* _DIRECTION_: Extract each line where the string "screenshot" shows up.

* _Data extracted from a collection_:
________________________

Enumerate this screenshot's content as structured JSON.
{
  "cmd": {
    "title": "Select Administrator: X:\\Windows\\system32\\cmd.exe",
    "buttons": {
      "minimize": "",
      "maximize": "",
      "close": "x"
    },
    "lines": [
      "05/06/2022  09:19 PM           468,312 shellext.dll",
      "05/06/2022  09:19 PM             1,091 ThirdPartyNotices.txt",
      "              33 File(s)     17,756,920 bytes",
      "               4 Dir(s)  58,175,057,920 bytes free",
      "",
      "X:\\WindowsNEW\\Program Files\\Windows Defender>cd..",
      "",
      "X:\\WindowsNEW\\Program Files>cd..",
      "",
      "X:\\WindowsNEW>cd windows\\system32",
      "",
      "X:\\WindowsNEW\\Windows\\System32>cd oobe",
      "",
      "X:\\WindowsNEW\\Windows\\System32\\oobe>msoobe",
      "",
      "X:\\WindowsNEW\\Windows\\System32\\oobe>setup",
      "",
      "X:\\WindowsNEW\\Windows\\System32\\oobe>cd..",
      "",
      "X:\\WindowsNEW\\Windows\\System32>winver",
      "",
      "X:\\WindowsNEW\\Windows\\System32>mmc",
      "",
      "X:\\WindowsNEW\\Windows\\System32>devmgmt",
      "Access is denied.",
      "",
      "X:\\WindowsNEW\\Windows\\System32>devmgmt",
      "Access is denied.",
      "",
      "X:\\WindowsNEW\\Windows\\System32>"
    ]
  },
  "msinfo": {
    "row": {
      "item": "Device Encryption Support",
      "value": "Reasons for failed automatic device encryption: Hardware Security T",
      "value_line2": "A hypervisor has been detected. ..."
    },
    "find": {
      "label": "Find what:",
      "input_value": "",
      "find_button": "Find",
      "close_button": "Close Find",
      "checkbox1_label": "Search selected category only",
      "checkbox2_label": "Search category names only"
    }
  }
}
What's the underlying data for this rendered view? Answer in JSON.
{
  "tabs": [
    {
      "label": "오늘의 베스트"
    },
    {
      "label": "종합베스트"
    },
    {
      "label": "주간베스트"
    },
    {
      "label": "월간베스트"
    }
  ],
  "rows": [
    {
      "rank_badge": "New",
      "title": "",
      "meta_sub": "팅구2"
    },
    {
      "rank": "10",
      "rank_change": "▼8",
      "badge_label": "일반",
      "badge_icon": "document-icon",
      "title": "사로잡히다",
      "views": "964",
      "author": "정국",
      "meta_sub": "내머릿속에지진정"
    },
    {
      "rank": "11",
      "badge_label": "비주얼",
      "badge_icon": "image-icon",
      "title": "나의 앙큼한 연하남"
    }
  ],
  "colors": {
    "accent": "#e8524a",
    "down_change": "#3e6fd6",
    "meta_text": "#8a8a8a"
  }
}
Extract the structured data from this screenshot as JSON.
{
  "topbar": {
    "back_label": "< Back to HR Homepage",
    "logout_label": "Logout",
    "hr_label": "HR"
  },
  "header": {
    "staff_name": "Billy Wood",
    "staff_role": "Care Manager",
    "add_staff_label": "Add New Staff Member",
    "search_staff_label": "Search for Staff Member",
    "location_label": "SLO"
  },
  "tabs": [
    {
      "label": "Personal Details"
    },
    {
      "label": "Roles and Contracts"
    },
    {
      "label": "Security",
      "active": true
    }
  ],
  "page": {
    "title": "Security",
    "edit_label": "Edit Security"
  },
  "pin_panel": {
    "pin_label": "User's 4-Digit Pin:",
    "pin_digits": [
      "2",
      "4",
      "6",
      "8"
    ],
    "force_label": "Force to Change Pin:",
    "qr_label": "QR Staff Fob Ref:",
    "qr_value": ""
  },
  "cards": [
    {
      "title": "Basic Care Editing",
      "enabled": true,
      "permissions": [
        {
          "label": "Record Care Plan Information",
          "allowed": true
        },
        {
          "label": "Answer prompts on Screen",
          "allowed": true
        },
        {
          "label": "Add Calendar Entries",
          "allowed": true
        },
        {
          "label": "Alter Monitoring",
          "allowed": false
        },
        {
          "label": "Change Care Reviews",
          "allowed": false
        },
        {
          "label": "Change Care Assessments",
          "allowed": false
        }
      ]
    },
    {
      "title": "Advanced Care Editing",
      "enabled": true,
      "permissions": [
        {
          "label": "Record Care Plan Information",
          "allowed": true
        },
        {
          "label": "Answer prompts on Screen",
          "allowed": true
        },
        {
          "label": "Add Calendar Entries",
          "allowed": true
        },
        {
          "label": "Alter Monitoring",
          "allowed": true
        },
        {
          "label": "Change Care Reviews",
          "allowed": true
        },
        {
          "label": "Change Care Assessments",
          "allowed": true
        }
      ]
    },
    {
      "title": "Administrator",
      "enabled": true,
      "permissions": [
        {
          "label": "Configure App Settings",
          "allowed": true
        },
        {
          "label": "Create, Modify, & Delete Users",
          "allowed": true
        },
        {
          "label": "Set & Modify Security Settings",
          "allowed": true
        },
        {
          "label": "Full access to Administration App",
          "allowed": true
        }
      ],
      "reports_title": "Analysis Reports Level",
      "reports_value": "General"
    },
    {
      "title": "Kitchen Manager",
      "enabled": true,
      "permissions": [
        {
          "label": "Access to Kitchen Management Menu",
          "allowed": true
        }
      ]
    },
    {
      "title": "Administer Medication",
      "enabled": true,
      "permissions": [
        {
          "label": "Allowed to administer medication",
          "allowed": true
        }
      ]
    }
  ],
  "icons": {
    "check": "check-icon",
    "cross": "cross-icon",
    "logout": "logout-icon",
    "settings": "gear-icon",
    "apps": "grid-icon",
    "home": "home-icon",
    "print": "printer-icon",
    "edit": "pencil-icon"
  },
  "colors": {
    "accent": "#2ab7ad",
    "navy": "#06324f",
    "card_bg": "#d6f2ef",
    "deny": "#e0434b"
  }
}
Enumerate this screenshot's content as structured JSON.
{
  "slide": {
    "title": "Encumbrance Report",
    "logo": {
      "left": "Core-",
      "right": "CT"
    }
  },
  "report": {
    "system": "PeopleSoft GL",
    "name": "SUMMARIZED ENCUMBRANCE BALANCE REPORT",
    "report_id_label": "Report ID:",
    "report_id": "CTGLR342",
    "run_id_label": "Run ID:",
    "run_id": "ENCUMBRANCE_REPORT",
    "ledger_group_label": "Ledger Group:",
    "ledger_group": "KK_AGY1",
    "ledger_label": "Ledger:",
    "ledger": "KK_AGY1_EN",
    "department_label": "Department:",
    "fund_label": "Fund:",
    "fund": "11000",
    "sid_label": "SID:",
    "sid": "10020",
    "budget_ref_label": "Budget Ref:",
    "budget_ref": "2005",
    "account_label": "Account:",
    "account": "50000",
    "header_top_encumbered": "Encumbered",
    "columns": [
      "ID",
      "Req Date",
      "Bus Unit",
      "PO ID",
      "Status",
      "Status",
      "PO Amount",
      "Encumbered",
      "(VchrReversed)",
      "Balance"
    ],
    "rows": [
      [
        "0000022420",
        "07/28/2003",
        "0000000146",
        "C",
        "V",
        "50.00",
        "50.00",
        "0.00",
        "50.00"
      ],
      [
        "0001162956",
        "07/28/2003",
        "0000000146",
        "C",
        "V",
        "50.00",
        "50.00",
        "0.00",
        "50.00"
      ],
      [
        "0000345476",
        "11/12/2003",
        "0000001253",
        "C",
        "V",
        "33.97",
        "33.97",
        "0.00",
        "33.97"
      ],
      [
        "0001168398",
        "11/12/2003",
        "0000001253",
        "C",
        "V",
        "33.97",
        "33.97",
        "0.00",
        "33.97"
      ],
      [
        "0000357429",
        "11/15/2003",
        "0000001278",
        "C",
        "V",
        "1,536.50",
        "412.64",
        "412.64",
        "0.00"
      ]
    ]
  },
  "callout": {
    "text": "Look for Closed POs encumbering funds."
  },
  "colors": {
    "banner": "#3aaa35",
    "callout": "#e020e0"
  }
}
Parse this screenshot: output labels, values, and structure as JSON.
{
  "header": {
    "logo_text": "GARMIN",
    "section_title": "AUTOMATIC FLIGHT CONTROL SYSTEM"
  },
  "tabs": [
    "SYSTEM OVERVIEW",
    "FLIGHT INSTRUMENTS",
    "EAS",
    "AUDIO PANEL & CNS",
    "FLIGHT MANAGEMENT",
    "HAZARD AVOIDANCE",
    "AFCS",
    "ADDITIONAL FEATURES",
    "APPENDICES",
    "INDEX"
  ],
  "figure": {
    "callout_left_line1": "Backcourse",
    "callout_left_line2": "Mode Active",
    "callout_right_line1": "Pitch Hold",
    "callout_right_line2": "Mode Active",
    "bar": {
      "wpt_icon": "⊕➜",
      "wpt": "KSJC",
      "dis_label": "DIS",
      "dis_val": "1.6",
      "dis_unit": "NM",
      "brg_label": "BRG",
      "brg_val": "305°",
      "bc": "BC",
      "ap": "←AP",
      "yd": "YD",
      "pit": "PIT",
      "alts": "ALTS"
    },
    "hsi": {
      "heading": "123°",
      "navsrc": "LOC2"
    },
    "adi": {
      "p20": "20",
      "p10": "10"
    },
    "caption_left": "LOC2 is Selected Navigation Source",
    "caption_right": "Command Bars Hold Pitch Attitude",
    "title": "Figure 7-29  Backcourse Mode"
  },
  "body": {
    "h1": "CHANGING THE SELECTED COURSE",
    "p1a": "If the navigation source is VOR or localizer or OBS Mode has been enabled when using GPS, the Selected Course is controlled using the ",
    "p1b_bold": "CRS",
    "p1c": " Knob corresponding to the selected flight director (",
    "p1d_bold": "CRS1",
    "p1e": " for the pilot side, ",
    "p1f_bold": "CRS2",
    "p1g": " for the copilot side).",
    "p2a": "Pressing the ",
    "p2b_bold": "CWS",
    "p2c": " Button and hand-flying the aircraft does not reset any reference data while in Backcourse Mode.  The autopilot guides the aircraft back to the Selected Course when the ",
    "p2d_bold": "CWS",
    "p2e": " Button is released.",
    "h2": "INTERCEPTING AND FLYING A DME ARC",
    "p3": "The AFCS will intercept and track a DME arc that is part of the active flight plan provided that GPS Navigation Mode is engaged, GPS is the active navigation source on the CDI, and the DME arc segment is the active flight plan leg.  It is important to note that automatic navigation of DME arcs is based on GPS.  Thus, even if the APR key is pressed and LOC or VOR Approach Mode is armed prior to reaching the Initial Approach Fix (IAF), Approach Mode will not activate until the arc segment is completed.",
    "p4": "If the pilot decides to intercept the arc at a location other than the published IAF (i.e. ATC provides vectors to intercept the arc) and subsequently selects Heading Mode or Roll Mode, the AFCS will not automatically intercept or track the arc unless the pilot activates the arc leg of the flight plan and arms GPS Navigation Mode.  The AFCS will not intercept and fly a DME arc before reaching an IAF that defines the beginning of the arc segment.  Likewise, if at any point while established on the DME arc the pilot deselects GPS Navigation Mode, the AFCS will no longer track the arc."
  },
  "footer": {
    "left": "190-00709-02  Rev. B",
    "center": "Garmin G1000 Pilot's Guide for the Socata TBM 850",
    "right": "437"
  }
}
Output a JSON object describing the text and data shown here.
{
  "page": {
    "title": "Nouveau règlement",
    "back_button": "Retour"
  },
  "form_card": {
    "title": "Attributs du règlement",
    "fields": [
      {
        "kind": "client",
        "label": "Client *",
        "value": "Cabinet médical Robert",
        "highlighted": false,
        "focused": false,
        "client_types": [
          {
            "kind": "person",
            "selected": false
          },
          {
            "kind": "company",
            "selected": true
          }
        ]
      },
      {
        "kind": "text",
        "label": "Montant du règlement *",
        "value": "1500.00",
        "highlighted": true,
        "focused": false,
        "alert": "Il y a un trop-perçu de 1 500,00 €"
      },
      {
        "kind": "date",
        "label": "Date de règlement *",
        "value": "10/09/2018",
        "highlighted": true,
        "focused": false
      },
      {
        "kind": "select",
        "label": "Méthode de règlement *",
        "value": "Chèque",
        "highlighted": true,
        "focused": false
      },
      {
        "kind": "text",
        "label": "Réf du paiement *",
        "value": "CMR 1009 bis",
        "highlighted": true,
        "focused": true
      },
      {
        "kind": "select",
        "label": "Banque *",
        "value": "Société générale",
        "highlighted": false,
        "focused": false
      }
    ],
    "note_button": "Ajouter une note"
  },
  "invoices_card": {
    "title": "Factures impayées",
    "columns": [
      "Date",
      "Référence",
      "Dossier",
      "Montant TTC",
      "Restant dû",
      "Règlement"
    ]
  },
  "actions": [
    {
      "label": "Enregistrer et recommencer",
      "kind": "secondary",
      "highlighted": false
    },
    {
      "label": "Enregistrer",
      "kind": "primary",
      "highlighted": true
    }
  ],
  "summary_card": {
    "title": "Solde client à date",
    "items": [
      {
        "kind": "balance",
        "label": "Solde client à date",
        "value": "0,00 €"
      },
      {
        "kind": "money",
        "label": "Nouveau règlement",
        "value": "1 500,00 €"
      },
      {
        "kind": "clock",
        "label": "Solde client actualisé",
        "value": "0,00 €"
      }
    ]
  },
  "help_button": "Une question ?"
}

________________________

* _WRITTEN ANSWER_:
Enumerate this screenshot's content as structured JSON.
Extract the structured data from this screenshot as JSON.
Enumerate this screenshot's content as structured JSON.
Parse this screenshot: output labels, values, and structure as JSON.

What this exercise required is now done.